• _Page extract_
- - - - -

Async IO is not threading, nor is it multiprocessing. In fact, async IO is a single-threaded, single-process design: it uses cooperative multitasking. For more on the trade-offs of these different approaches see this great article.

If you’re still confused check out two great analogies:

• Miguel Grinberg’s multiple chess games analogy
• Sebastián Ramírez (Tiangolo)’s fast food analogy

In any Python program that uses asyncio, there will be an asycio event loop

The event loop is the core of every asyncio application. Event loops run asynchronous tasks and callbacks, perform network IO operations, and run subprocesses.

With basic examples, you’ll see this kind of code:

async def main():
    await asyncio.sleep(1)
    print('hello')

asyncio.run(main())

When you see a function defined with async def it is a special function called a coroutine. The reason why coroutines are special is that they can be paused internally, allowing the program to execute them in increments via multiple entry points for suspending and resuming execution. This is in contrast to normal functions which only have one entry point for execution.

Where you see the await keyword, this is instructing the program that this is a “suspendable point” in the coroutine. It’s a way for you to tell Python “this bit might take a while, feel free to go and do something else”.

In the above code snippet, asyncio.run is the highlevel API for executing the coroutine and also managing the asyncio event loop.

With FastAPI (and uvicorn our ASGI server), the management of the event loop is taken care of for you. This means that the main things we need to concern ourselves with are:

• Declaring API path operation endpoint functions (and any downstream functions they depend on) as coroutines via async def where appropriate. If you do this wrong, FastAPI is still able to handle it, you just won’t get the performance benefits.

- - - - -

• _What is being asked_
Continue the passage on async IO in Python and FastAPI from the point where it stops.

• _Coordinate annotation entries_
- - - - -

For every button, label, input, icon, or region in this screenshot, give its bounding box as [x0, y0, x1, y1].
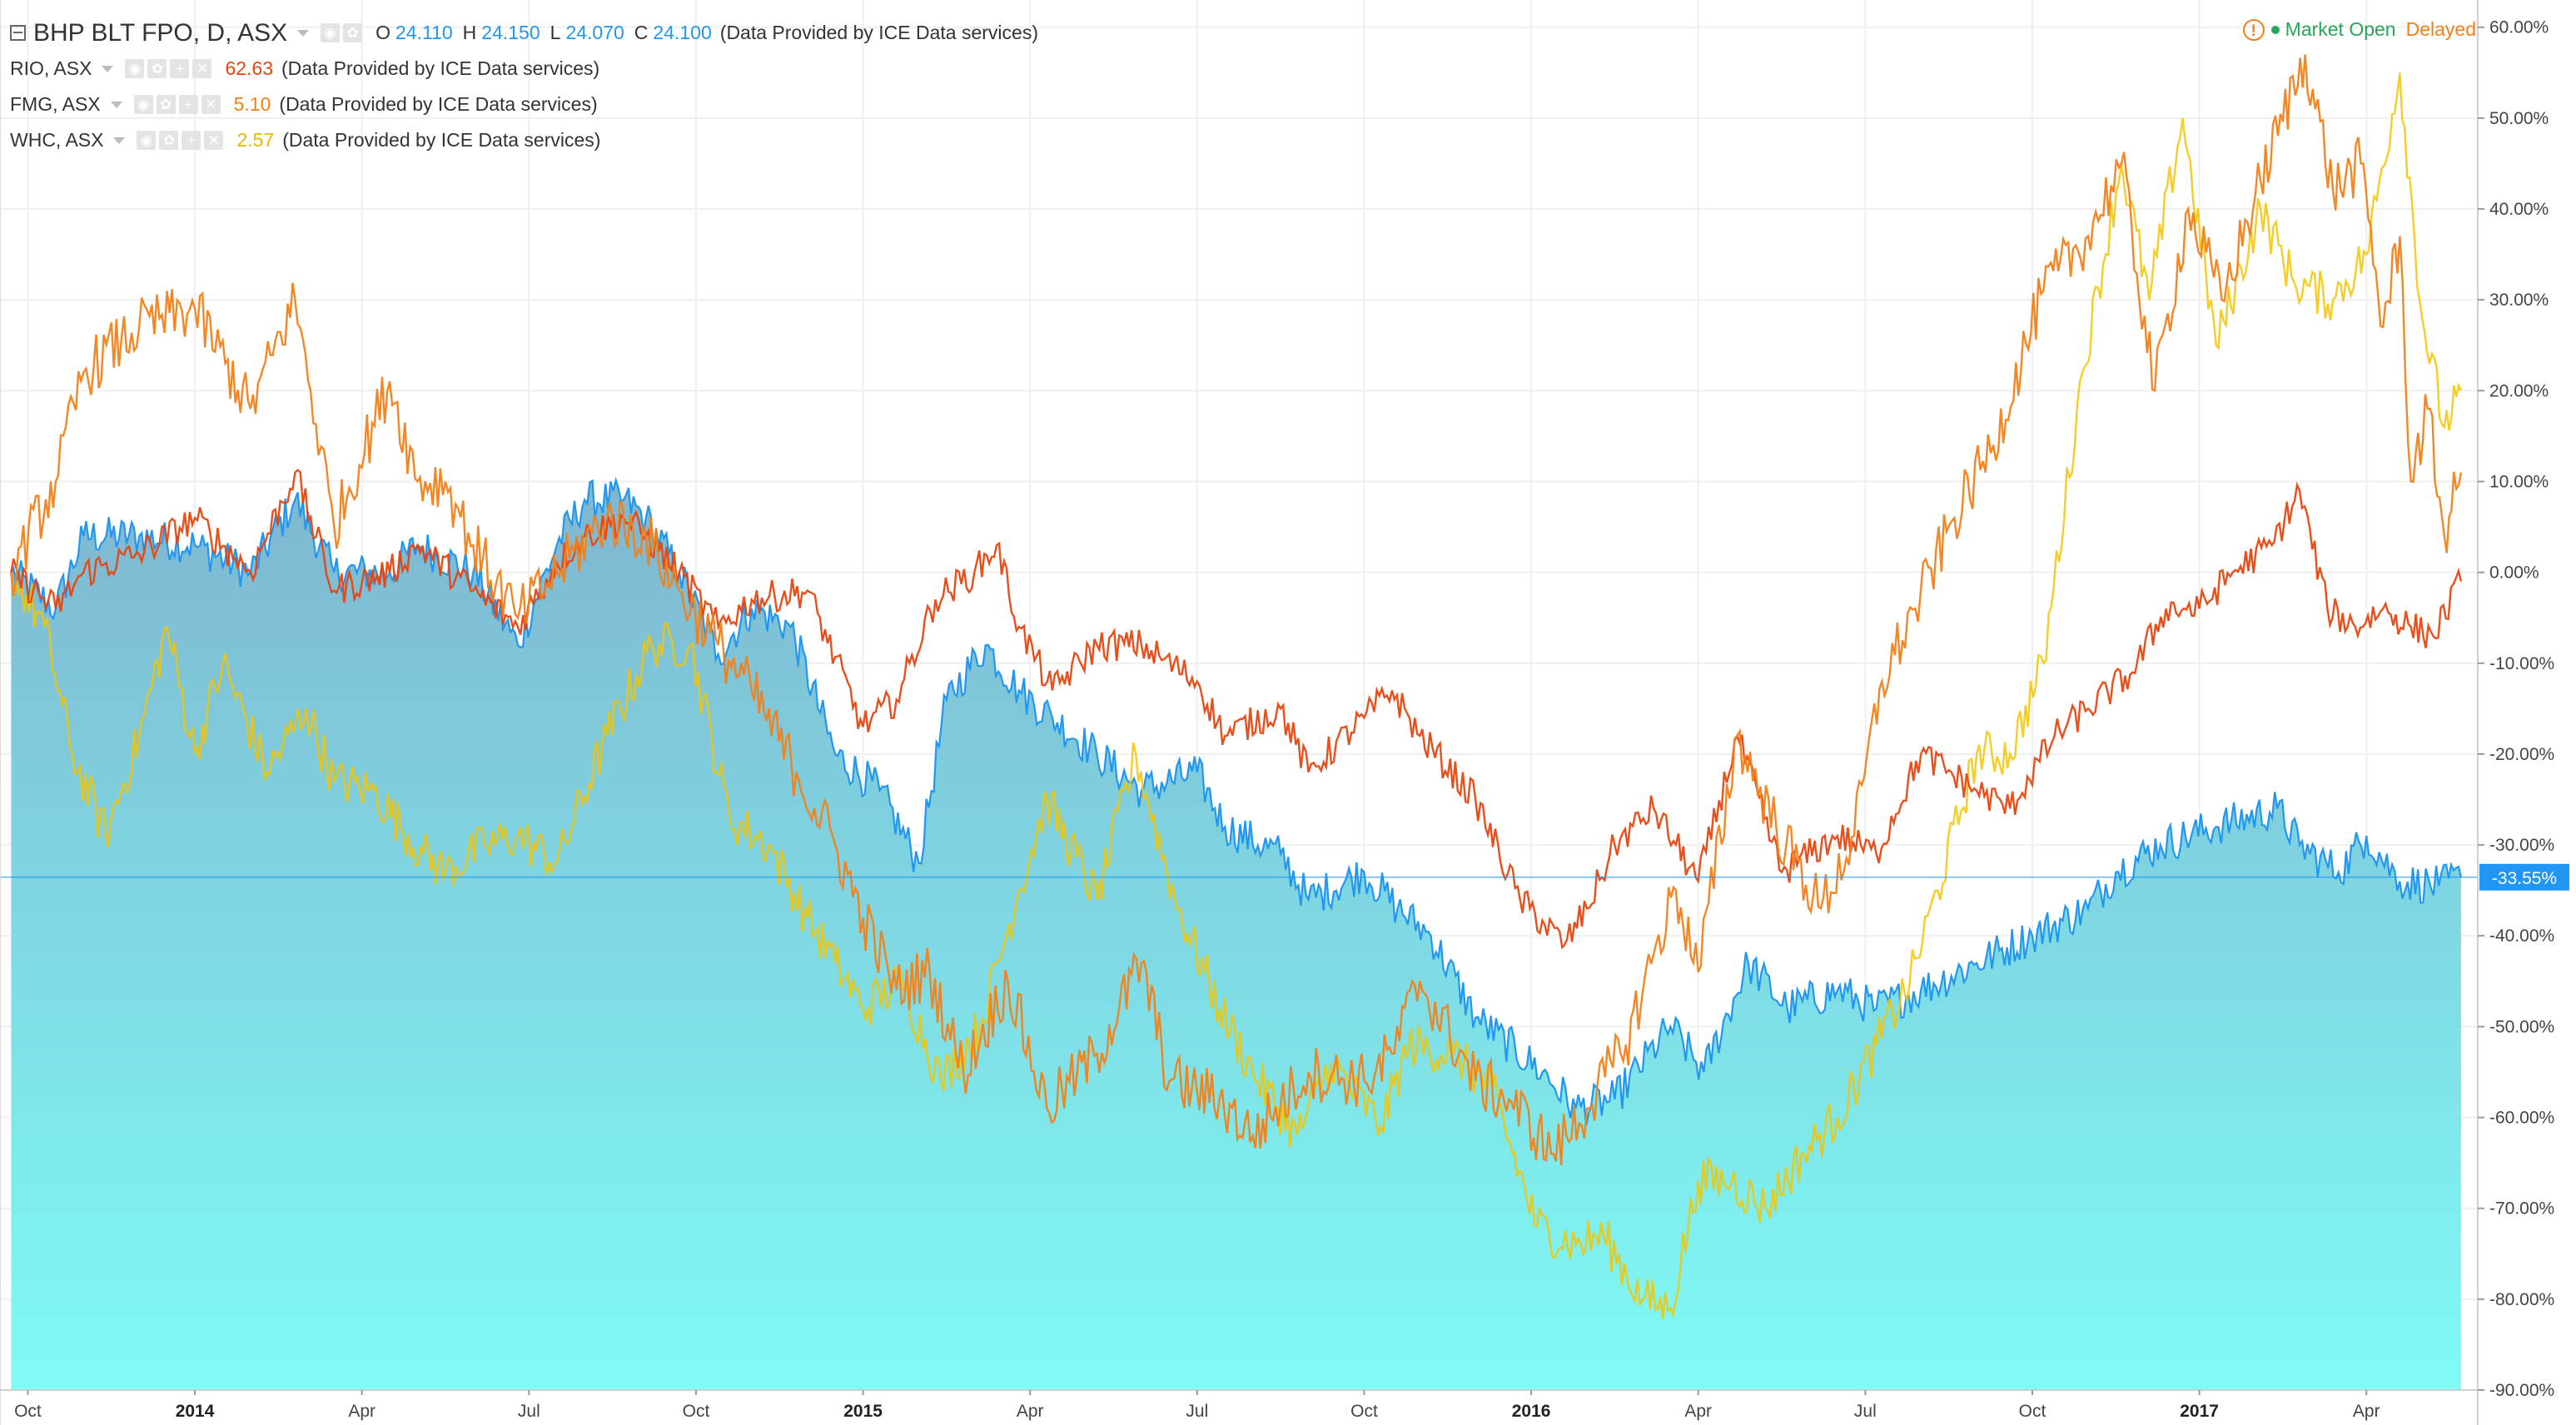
- y-tick-label: -90.00%: [2489, 1381, 2554, 1400]
- compare-value: 5.10: [233, 93, 271, 115]
- low-value: 24.070: [565, 22, 624, 43]
- collapse-legend-icon[interactable]: [10, 25, 26, 41]
- y-tick-label: -70.00%: [2489, 1199, 2554, 1219]
- gear-icon[interactable]: ✿: [147, 59, 167, 78]
- x-tick-label: 2016: [1512, 1402, 1551, 1421]
- main-symbol[interactable]: BHP BLT FPO, D, ASX: [33, 18, 288, 47]
- y-tick-label: 0.00%: [2489, 564, 2539, 583]
- x-tick-label: Apr: [348, 1402, 375, 1421]
- x-tick-label: 2014: [176, 1402, 215, 1421]
- open-label: O: [375, 22, 391, 43]
- plus-icon[interactable]: +: [170, 59, 190, 78]
- x-tick-label: Apr: [1017, 1402, 1044, 1421]
- market-open-label: Market Open: [2285, 18, 2396, 40]
- y-tick-label: 10.00%: [2489, 472, 2549, 491]
- compare-symbol[interactable]: RIO, ASX: [10, 57, 92, 79]
- compare-symbol[interactable]: FMG, ASX: [10, 93, 101, 115]
- data-provider-note: (Data Provided by ICE Data services): [282, 129, 601, 151]
- compare-value: 2.57: [236, 129, 275, 151]
- chevron-down-icon[interactable]: [102, 65, 114, 72]
- eye-icon[interactable]: ◉: [321, 23, 341, 42]
- compare-value: 62.63: [225, 57, 273, 79]
- close-label: C: [634, 22, 649, 43]
- data-provider-note: (Data Provided by ICE Data services): [281, 57, 600, 79]
- low-label: L: [550, 22, 561, 43]
- x-tick-label: Oct: [1350, 1402, 1378, 1421]
- gear-icon[interactable]: ✿: [343, 23, 363, 42]
- gear-icon[interactable]: ✿: [159, 131, 179, 150]
- x-tick-label: Apr: [1684, 1402, 1712, 1421]
- main-series-legend: BHP BLT FPO, D, ASX ◉ ✿ O 24.110 H 24.150 …: [10, 15, 1038, 51]
- x-tick-label: Jul: [518, 1402, 540, 1421]
- last-value-tag: [2479, 863, 2569, 891]
- y-tick-label: 40.00%: [2489, 200, 2549, 219]
- y-tick-label: -30.00%: [2489, 836, 2554, 855]
- x-tick-label: 2017: [2180, 1402, 2219, 1421]
- chevron-down-icon[interactable]: [110, 101, 122, 108]
- close-icon[interactable]: ✕: [192, 59, 212, 78]
- compare-legend-rio: RIO, ASX ◉ ✿ + ✕ 62.63 (Data Provided by…: [10, 51, 1038, 87]
- plus-icon[interactable]: +: [182, 131, 201, 150]
- chevron-down-icon[interactable]: [297, 29, 310, 37]
- high-label: H: [462, 22, 477, 43]
- eye-icon[interactable]: ◉: [137, 131, 157, 150]
- eye-icon[interactable]: ◉: [133, 95, 153, 114]
- y-tick-label: -20.00%: [2489, 745, 2554, 764]
- x-tick-label: Oct: [683, 1402, 710, 1421]
- gear-icon[interactable]: ✿: [156, 95, 176, 114]
- series-bhp-area: [11, 479, 2461, 1390]
- close-icon[interactable]: ✕: [204, 131, 224, 150]
- x-tick-label: Jul: [1854, 1402, 1877, 1421]
- y-tick-label: -10.00%: [2489, 654, 2554, 673]
- market-open-dot-icon: [2270, 25, 2280, 34]
- y-tick-label: 50.00%: [2489, 109, 2549, 128]
- data-provider-note: (Data Provided by ICE Data services): [719, 22, 1038, 43]
- y-tick-label: -50.00%: [2489, 1017, 2554, 1036]
- series-fmg-line[interactable]: [10, 54, 2463, 1166]
- chevron-down-icon[interactable]: [113, 137, 126, 144]
- chart-series: [10, 54, 2463, 1390]
- x-tick-label: Apr: [2353, 1402, 2380, 1421]
- last-value-label: -33.55%: [2492, 869, 2557, 888]
- y-tick-label: 60.00%: [2489, 18, 2549, 37]
- compare-symbol[interactable]: WHC, ASX: [10, 129, 104, 151]
- series-whc-line[interactable]: [10, 72, 2462, 1319]
- x-tick-label: Oct: [2019, 1402, 2046, 1421]
- eye-icon[interactable]: ◉: [125, 59, 145, 78]
- compare-legend-fmg: FMG, ASX ◉ ✿ + ✕ 5.10 (Data Provided by …: [10, 87, 1038, 122]
- y-tick-label: -80.00%: [2489, 1290, 2554, 1309]
- delayed-label: Delayed: [2405, 18, 2476, 40]
- high-value: 24.150: [481, 22, 540, 43]
- plus-icon[interactable]: +: [178, 95, 198, 114]
- x-tick-label: Oct: [14, 1402, 42, 1421]
- y-tick-label: -60.00%: [2489, 1109, 2554, 1128]
- compare-legend-whc: WHC, ASX ◉ ✿ + ✕ 2.57 (Data Provided by …: [10, 122, 1038, 158]
- close-value: 24.100: [653, 22, 712, 43]
- market-status: ! Market Open Delayed: [2242, 18, 2476, 41]
- open-value: 24.110: [395, 22, 453, 43]
- close-icon[interactable]: ✕: [201, 95, 221, 114]
- x-tick-label: Jul: [1186, 1402, 1208, 1421]
- chart-legend: BHP BLT FPO, D, ASX ◉ ✿ O 24.110 H 24.150 …: [10, 15, 1038, 158]
- exclamation-circle-icon[interactable]: !: [2242, 18, 2265, 41]
- y-tick-label: -40.00%: [2489, 926, 2554, 946]
- y-tick-label: 30.00%: [2489, 290, 2549, 310]
- x-tick-label: 2015: [843, 1402, 883, 1421]
- data-provider-note: (Data Provided by ICE Data services): [279, 93, 598, 115]
- y-tick-label: 20.00%: [2489, 381, 2549, 400]
- series-rio-line[interactable]: [10, 469, 2463, 950]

- - - - -

• _Output for this exercise_
• Declaring particular points as awaitable via the await keyword within the coroutines.

Let’s try it out!

Practical Section - Async IO Path Operations

Let’s take a look at the new additions to the app directory in part-9:

├── app
│  ├── __init__.py
│  ├── api
│  │  ├── __init__.py
│  │  ├── api_v1               
│  │  │  ├── __init__.py
│  │  │  ├── api.py            
│  │  │  └── endpoints         
│  │  │     ├── __init__.py
│  │  │     └── recipe.py      ----> UPDATED
│  │  └── deps.py
│  ├── backend_pre_start.py
│  ├── core                    
│  │  ├── __init__.py
│  │  └── config.py            
│  ├── crud
│  │  ├── __init__.py
│  │  ├── base.py
│  │  ├── crud_recipe.py
│  │  └── crud_user.py
│  ├── db
│  │  ├── __init__.py
│  │  ├── base.py
│  │  ├── base_class.py
│  │  ├── init_db.py
│  │  └── session.py
│  ├── initial_data.py
│  ├── main.py                 ----> UPDATED
│  ├── models
│  │  ├── __init__.py
│  │  ├── recipe.py
│  │  └── user.py
│  ├── schemas
│  │  ├── __init__.py
│  │  ├── recipe.py
│  │  └── user.py
│  └── templates
│     └── index.html
├── poetry.lock
├── prestart.sh
├── pyproject.toml
├── README.md
└── run.sh

To follow along:

• Clone the tutorial project repo
• cd into part-9
• pip install poetry (if you don’t have it already)
• poetry install
• poetry run ./prestart.sh (sets up a new DB in this directory)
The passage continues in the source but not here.